═══ Stored records

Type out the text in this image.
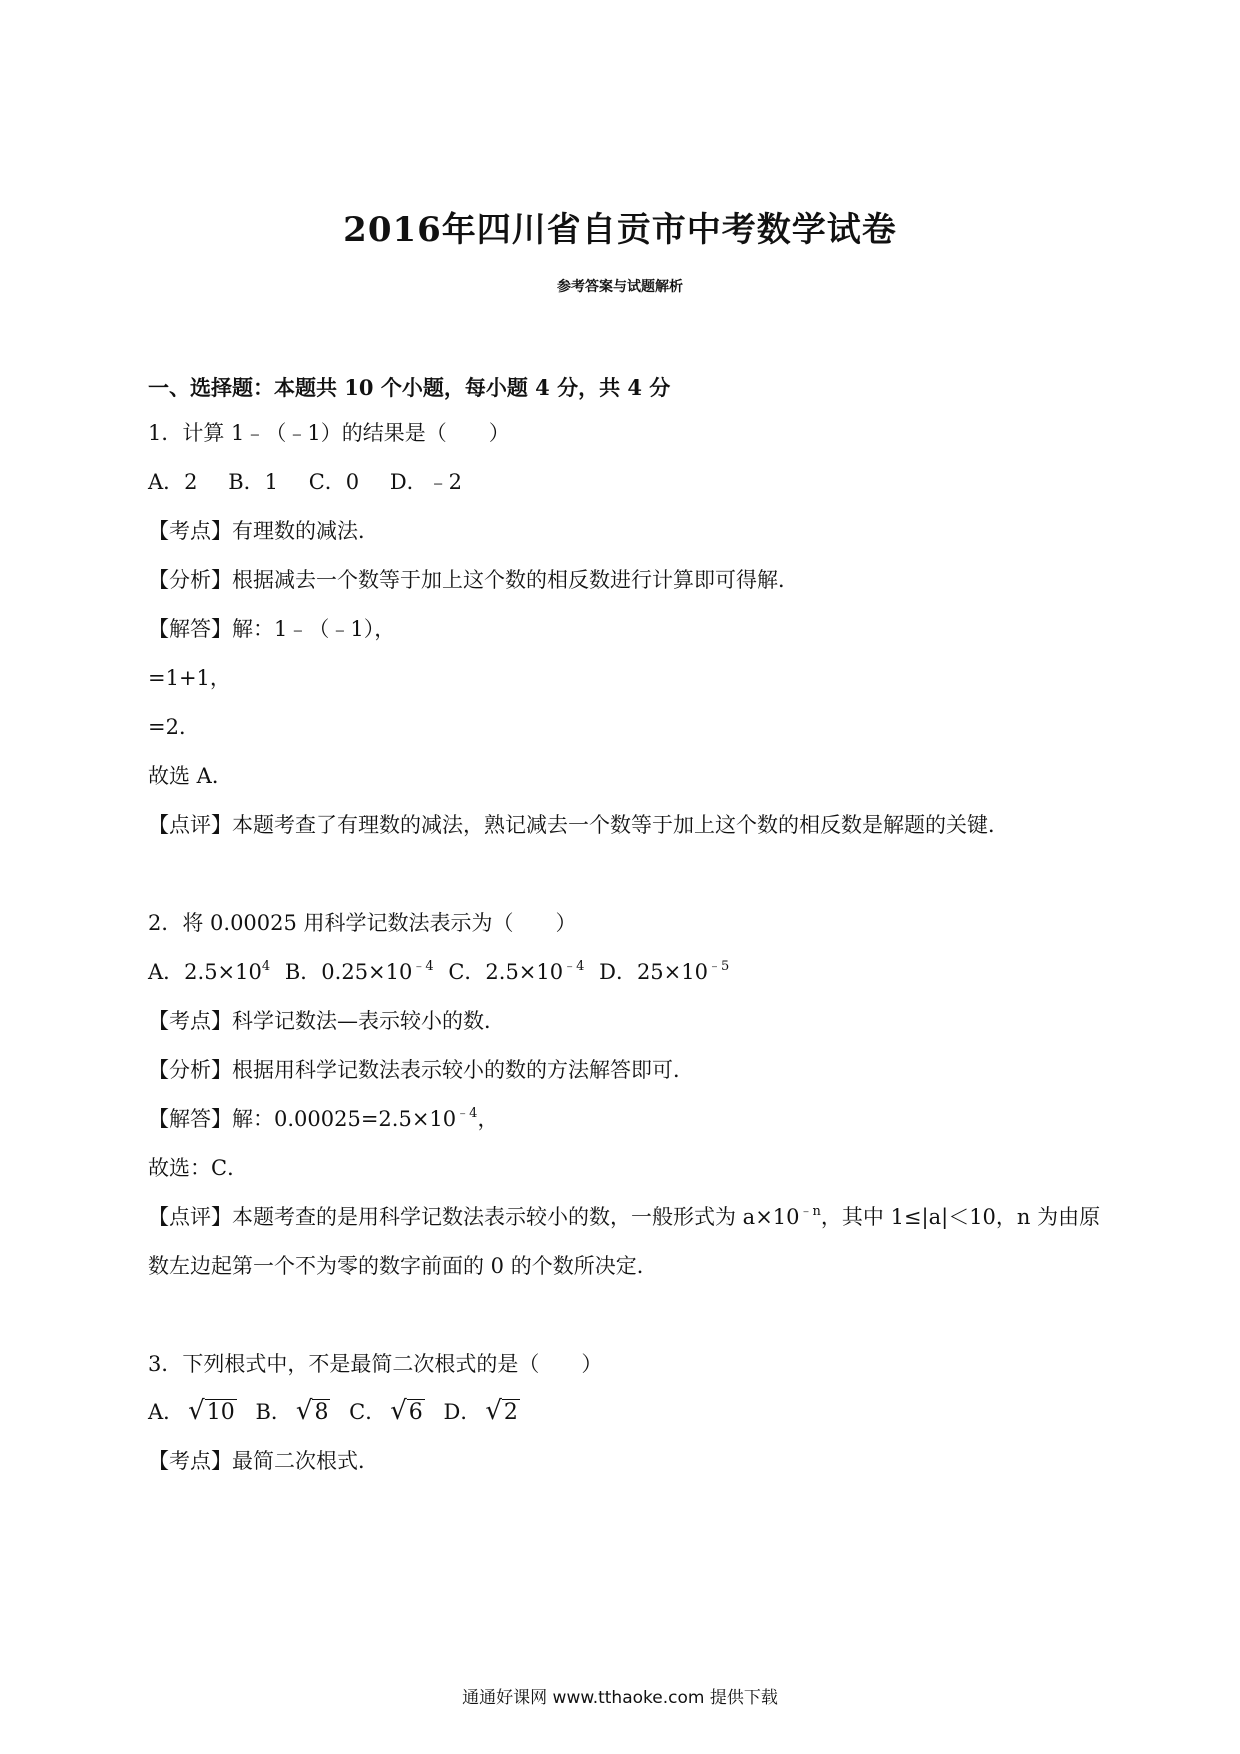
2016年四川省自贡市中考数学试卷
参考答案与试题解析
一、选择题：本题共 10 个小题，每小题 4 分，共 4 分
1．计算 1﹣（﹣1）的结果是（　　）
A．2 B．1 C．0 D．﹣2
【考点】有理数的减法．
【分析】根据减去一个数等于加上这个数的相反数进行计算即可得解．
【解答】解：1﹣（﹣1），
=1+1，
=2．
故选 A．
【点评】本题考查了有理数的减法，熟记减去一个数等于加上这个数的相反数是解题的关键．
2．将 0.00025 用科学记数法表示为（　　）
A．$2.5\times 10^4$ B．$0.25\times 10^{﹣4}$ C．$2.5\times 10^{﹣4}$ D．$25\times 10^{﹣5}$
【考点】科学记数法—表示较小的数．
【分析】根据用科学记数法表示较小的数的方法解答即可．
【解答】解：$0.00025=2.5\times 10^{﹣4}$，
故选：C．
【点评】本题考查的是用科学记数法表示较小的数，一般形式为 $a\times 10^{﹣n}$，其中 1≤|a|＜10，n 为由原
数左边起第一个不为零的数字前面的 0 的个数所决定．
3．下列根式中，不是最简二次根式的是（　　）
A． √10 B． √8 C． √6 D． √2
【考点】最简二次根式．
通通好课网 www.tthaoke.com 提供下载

══════
═══ Stored records

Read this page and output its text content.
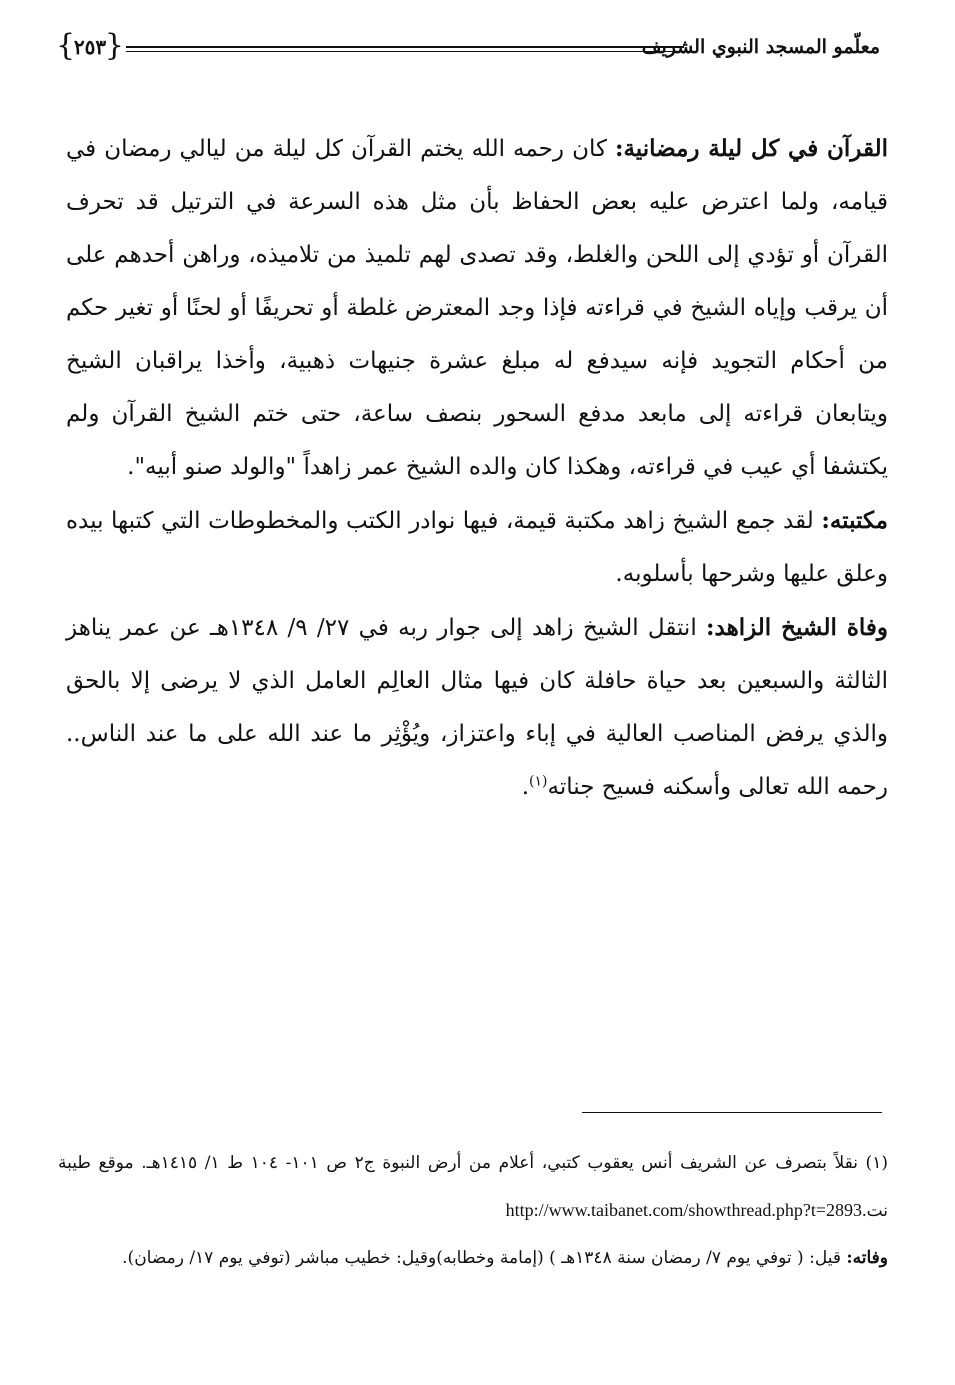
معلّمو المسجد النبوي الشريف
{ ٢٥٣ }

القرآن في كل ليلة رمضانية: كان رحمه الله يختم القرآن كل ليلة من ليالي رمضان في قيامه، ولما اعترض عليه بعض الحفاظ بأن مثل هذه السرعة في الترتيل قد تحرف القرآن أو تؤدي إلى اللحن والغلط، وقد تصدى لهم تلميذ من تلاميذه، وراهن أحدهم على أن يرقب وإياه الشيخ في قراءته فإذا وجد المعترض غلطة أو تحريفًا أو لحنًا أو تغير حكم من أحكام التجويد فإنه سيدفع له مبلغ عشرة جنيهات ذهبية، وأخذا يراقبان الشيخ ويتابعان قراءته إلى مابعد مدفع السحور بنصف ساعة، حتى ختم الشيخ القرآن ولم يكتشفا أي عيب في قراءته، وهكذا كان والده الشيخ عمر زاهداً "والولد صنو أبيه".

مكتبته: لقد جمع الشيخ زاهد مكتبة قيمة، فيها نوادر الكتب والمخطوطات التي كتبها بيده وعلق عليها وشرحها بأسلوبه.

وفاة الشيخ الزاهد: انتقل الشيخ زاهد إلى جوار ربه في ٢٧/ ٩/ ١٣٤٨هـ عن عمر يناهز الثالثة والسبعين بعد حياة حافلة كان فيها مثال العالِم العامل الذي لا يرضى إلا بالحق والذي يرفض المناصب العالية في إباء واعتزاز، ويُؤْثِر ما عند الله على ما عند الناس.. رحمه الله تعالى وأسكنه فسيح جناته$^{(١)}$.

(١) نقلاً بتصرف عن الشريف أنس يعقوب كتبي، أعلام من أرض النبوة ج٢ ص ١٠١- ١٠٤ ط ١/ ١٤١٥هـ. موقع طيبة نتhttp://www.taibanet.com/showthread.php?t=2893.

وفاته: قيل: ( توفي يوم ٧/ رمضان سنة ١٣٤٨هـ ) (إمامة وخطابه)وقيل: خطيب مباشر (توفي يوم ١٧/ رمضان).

══════

# [Goal of the exercise]
In the entries above, find the lines containing the word "الشريف" and say how many there are, with no other words.

# [Solution to this exercise]
2